Objective —
List all lines in the material below that contain "多元展能".

□ □ □ □

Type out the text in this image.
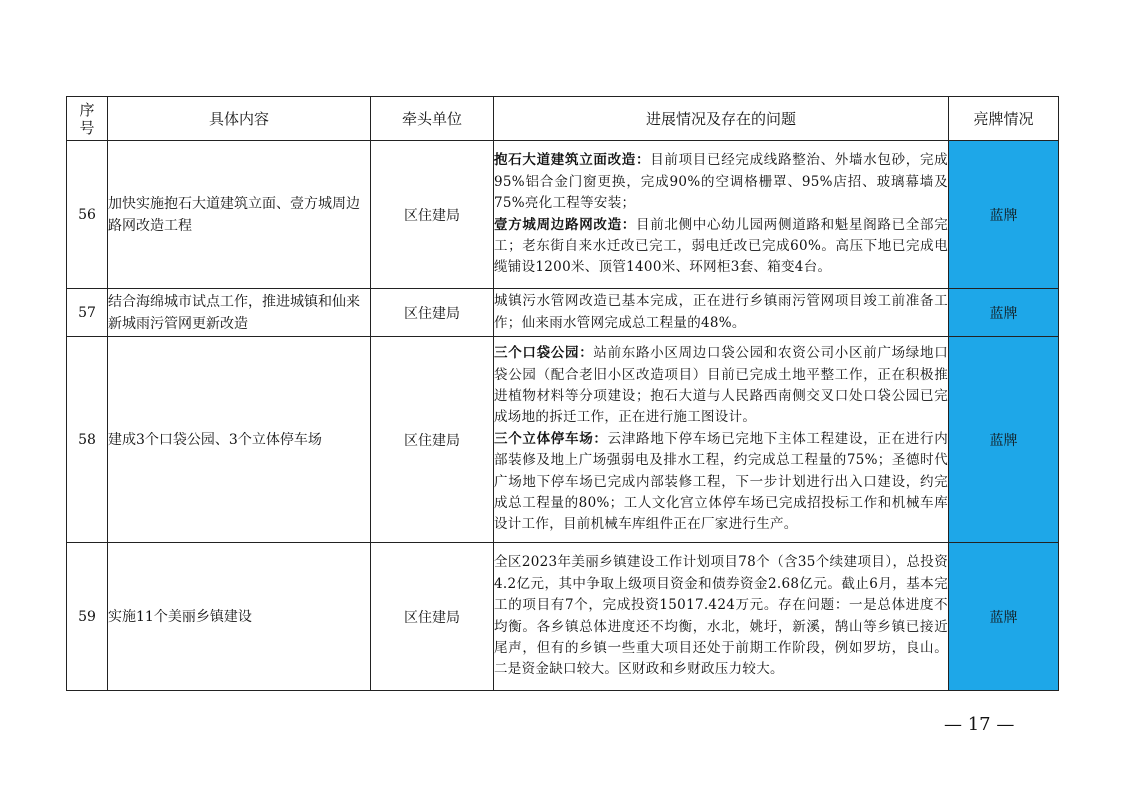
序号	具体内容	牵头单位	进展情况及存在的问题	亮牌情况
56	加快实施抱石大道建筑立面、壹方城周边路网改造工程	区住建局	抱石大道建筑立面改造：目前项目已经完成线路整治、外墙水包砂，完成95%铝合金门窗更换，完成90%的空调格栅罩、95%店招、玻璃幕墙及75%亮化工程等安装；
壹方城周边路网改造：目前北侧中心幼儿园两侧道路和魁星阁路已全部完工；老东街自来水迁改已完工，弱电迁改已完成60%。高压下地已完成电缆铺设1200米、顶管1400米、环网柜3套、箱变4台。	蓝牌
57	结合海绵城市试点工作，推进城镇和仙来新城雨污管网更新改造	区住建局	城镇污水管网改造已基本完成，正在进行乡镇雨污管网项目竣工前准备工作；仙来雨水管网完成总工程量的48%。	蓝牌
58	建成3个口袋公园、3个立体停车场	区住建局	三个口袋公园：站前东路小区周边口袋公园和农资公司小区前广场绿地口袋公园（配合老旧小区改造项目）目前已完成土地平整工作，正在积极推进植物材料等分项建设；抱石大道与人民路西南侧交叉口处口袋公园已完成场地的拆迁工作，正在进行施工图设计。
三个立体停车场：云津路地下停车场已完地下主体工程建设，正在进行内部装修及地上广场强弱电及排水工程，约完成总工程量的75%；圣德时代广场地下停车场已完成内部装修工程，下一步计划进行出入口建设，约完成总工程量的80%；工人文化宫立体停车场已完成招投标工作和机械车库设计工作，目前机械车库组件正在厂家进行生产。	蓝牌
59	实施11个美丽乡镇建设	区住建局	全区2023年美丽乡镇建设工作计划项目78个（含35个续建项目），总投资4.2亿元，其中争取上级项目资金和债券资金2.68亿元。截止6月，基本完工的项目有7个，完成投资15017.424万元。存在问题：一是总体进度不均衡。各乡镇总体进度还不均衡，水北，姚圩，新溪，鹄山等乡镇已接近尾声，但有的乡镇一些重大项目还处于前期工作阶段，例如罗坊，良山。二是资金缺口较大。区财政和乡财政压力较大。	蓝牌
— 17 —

□ □ □ □

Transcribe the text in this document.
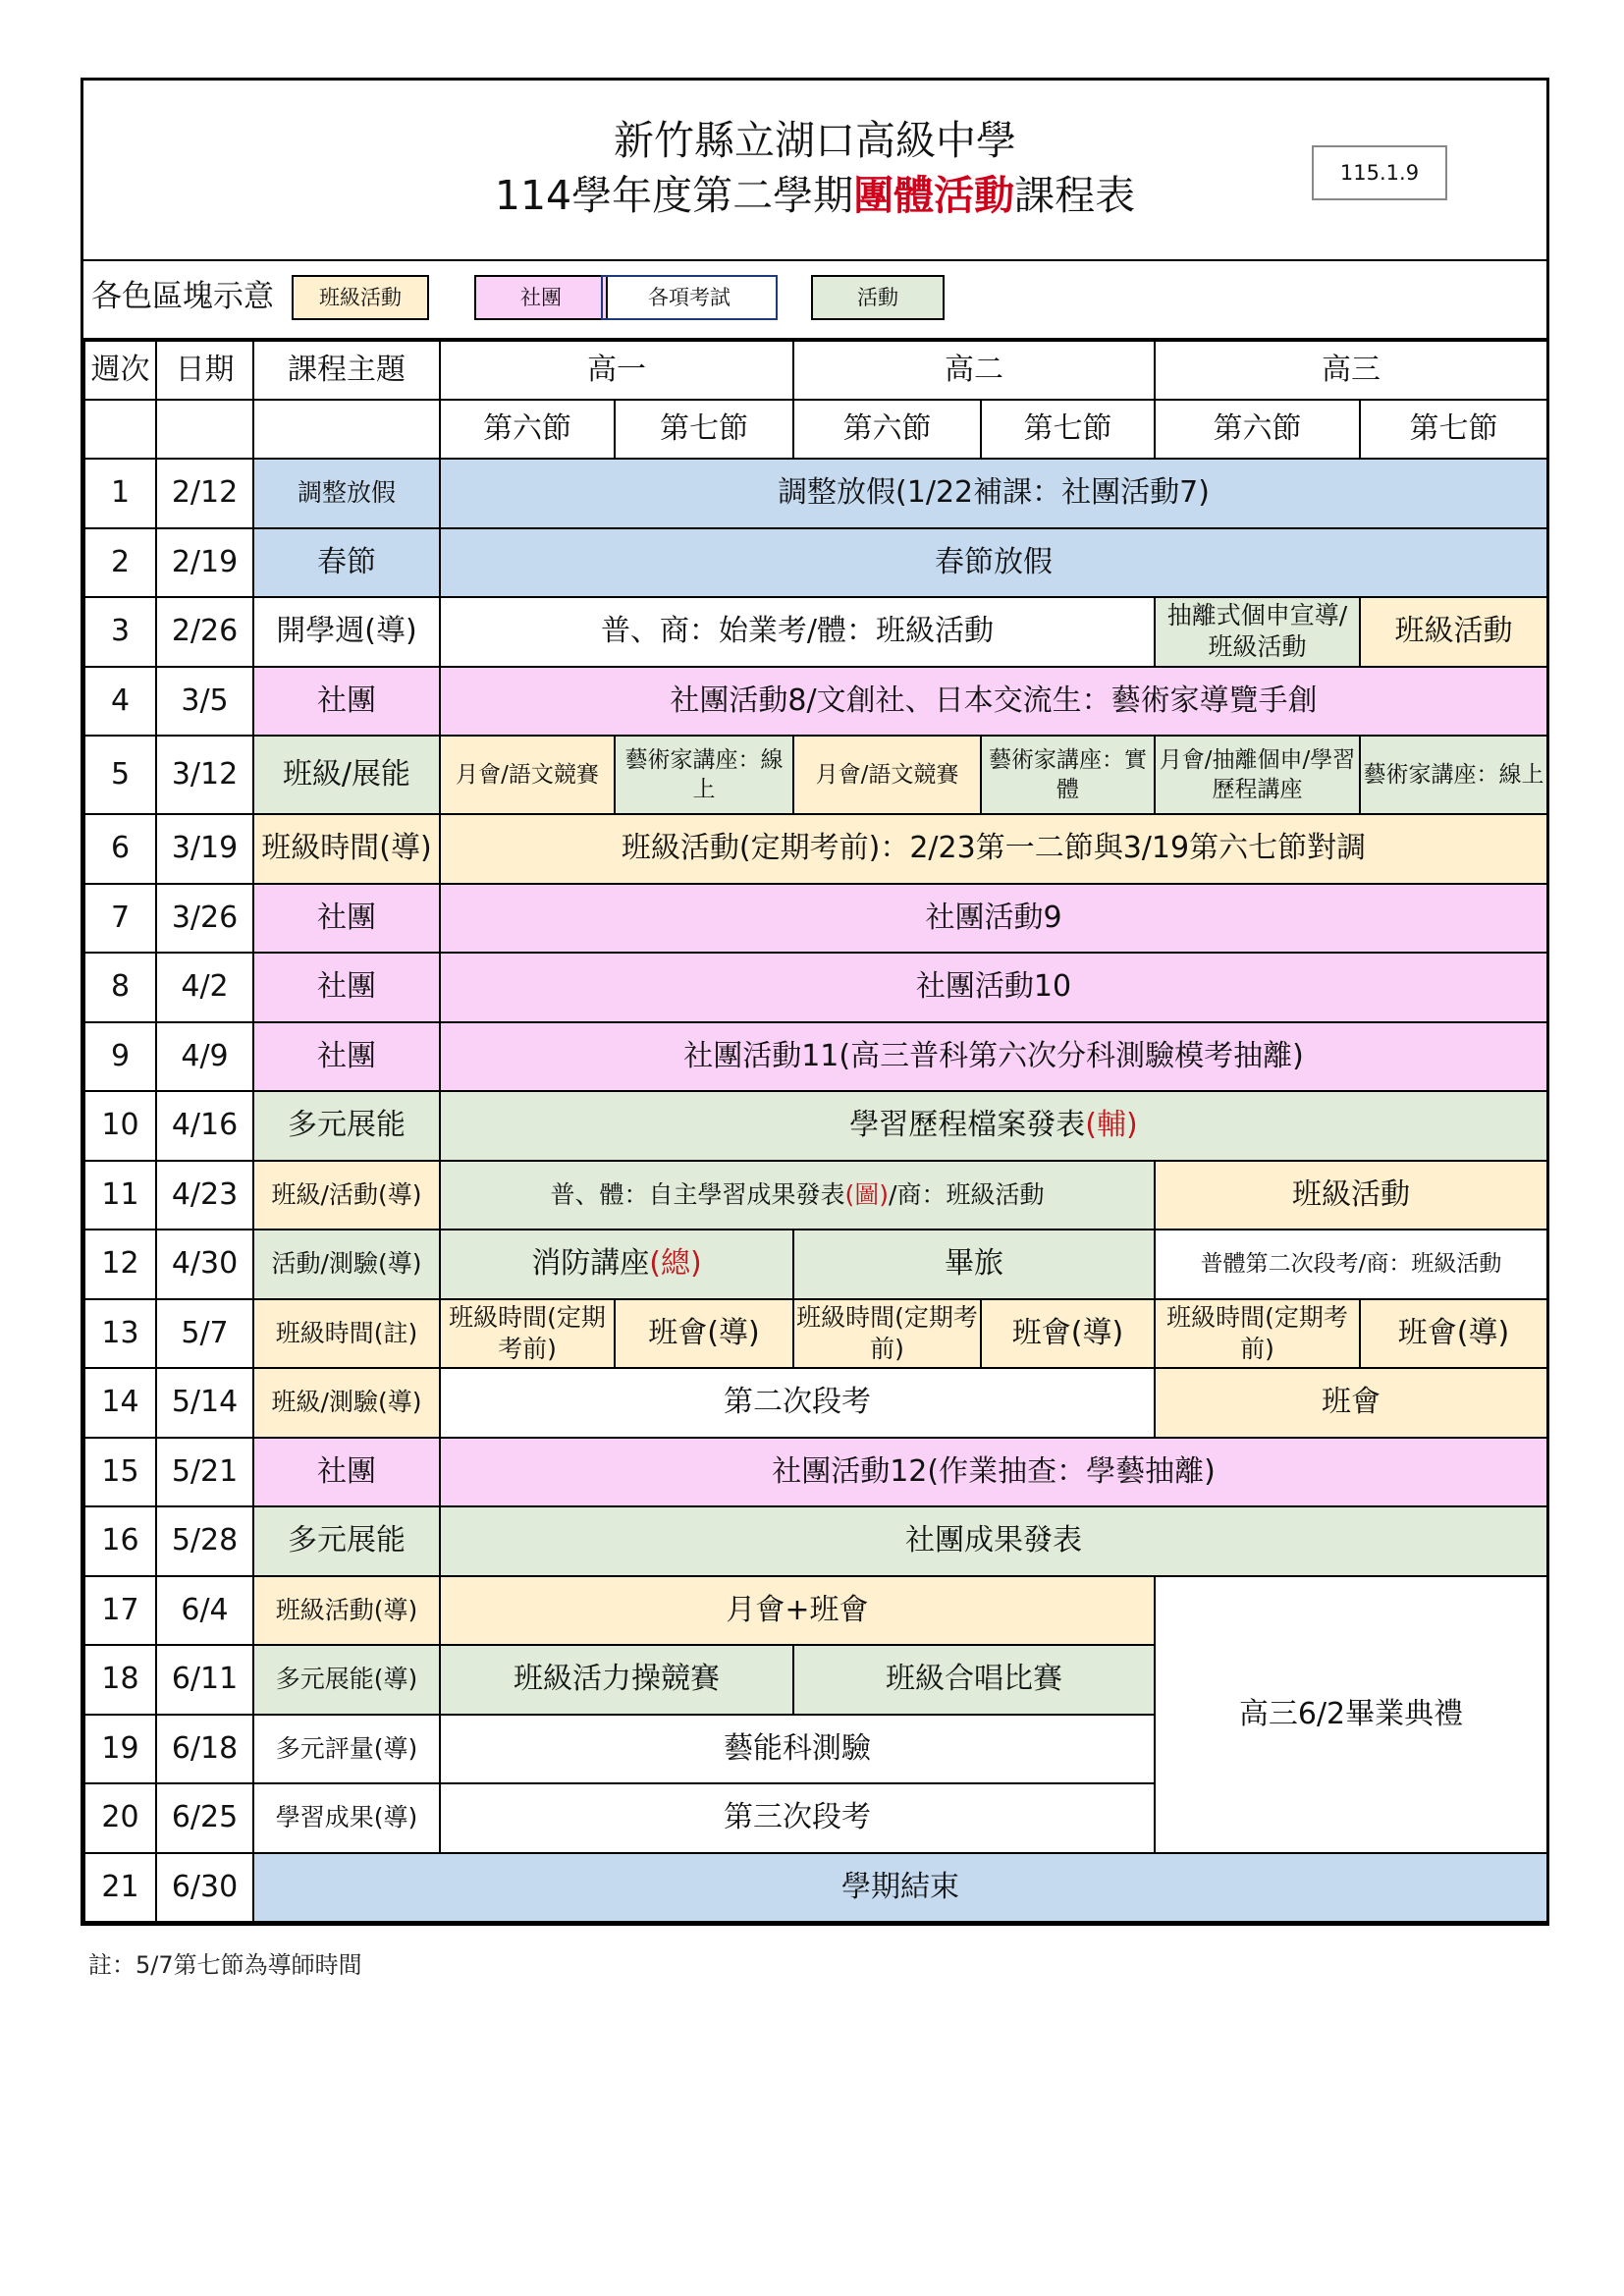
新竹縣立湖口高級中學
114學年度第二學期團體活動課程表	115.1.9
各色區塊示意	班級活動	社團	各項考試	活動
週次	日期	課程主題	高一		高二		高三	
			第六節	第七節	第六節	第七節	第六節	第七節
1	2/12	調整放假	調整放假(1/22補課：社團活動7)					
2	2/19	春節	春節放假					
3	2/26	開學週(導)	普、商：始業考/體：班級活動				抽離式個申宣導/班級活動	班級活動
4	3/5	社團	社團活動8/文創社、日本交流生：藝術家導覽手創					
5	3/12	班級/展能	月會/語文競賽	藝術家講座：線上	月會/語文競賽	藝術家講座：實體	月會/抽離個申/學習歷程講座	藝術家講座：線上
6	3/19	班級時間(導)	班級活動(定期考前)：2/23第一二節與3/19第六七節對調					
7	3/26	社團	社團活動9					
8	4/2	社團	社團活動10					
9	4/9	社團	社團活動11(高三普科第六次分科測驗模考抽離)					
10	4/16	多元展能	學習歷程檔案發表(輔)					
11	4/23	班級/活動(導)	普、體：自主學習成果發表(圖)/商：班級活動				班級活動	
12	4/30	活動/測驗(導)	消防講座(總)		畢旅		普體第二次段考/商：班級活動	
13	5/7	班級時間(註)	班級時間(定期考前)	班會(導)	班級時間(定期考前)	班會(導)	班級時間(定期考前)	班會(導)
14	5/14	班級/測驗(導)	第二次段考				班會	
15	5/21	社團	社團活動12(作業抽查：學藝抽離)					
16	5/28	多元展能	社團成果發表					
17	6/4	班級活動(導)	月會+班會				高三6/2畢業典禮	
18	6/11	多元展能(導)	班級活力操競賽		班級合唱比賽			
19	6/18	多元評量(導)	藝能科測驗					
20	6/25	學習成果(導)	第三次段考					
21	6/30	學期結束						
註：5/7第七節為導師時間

□ □ □ □

Output —
10	4/16	多元展能	學習歷程檔案發表(輔)					
16	5/28	多元展能	社團成果發表					
18	6/11	多元展能(導)	班級活力操競賽		班級合唱比賽			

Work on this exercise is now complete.